:: Data rows ::

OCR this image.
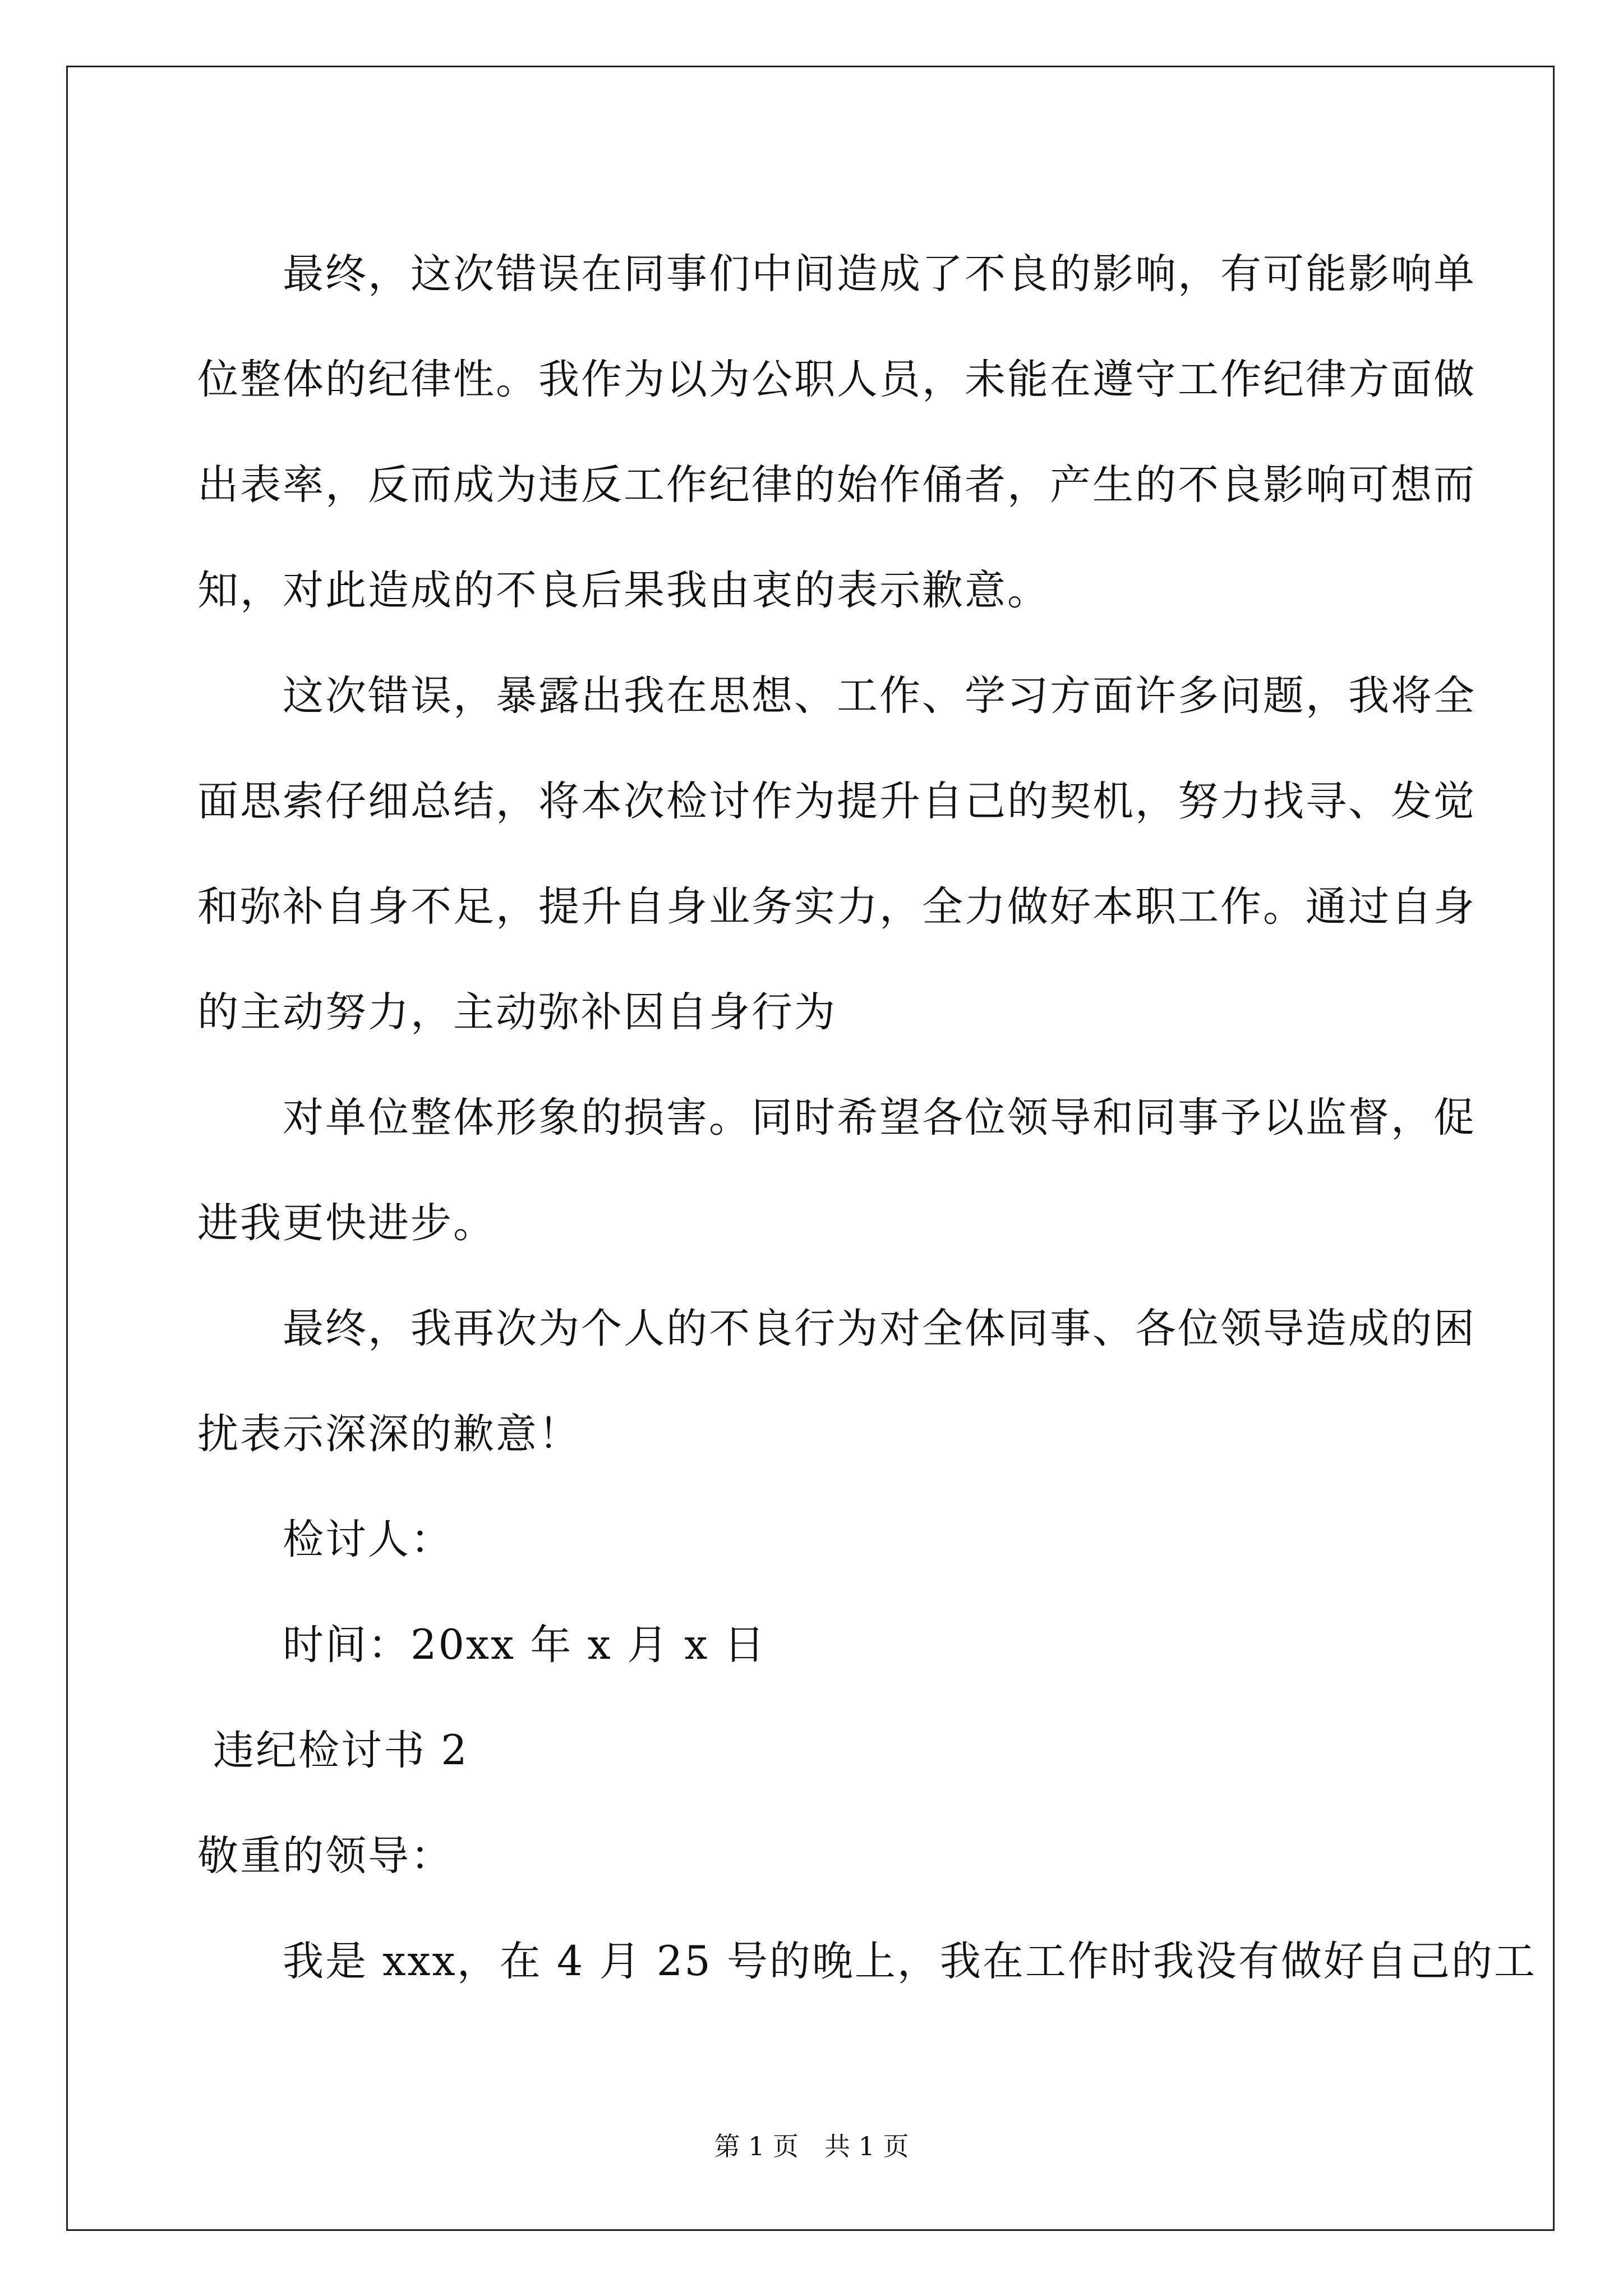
最终，这次错误在同事们中间造成了不良的影响，有可能影响单
位整体的纪律性。我作为以为公职人员，未能在遵守工作纪律方面做
出表率，反而成为违反工作纪律的始作俑者，产生的不良影响可想而
知，对此造成的不良后果我由衷的表示歉意。
这次错误，暴露出我在思想、工作、学习方面许多问题，我将全
面思索仔细总结，将本次检讨作为提升自己的契机，努力找寻、发觉
和弥补自身不足，提升自身业务实力，全力做好本职工作。通过自身
的主动努力，主动弥补因自身行为
对单位整体形象的损害。同时希望各位领导和同事予以监督，促
进我更快进步。
最终，我再次为个人的不良行为对全体同事、各位领导造成的困
扰表示深深的歉意！
检讨人：
时间：20xx 年 x 月 x 日
违纪检讨书 2
敬重的领导：
我是 xxx，在 4 月 25 号的晚上，我在工作时我没有做好自己的工
第 1 页　共 1 页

:::

:: What the exercise asks ::
Copy every entry exactly as written. Pictures are excluded.

:: Correct response ::
OCR this image.
最终，这次错误在同事们中间造成了不良的影响，有可能影响单
位整体的纪律性。我作为以为公职人员，未能在遵守工作纪律方面做
出表率，反而成为违反工作纪律的始作俑者，产生的不良影响可想而
知，对此造成的不良后果我由衷的表示歉意。
这次错误，暴露出我在思想、工作、学习方面许多问题，我将全
面思索仔细总结，将本次检讨作为提升自己的契机，努力找寻、发觉
和弥补自身不足，提升自身业务实力，全力做好本职工作。通过自身
的主动努力，主动弥补因自身行为
对单位整体形象的损害。同时希望各位领导和同事予以监督，促
进我更快进步。
最终，我再次为个人的不良行为对全体同事、各位领导造成的困
扰表示深深的歉意！
检讨人：
时间：20xx 年 x 月 x 日
违纪检讨书 2
敬重的领导：
我是 xxx，在 4 月 25 号的晚上，我在工作时我没有做好自己的工
第 1 页　共 1 页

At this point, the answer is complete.